Start DATA SHOWN
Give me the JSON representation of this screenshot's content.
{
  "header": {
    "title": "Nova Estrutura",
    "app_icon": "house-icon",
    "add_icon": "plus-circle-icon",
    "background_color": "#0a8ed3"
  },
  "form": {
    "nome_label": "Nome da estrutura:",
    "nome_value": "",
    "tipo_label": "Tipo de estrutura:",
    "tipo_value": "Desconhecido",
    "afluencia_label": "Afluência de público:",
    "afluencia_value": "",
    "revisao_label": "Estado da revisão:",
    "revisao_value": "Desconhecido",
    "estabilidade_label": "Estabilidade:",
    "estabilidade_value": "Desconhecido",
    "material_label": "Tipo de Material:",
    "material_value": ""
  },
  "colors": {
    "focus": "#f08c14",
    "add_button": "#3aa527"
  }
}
End DATA SHOWN
§ **PROBLEM REQUIREMENTS**: Transcribe the material above in its entirety. Match it exactly.

§ **ANSWER TO THIS TASK**:
Give me the JSON representation of this screenshot's content.
{
  "header": {
    "title": "Nova Estrutura",
    "app_icon": "house-icon",
    "add_icon": "plus-circle-icon",
    "background_color": "#0a8ed3"
  },
  "form": {
    "nome_label": "Nome da estrutura:",
    "nome_value": "",
    "tipo_label": "Tipo de estrutura:",
    "tipo_value": "Desconhecido",
    "afluencia_label": "Afluência de público:",
    "afluencia_value": "",
    "revisao_label": "Estado da revisão:",
    "revisao_value": "Desconhecido",
    "estabilidade_label": "Estabilidade:",
    "estabilidade_value": "Desconhecido",
    "material_label": "Tipo de Material:",
    "material_value": ""
  },
  "colors": {
    "focus": "#f08c14",
    "add_button": "#3aa527"
  }
}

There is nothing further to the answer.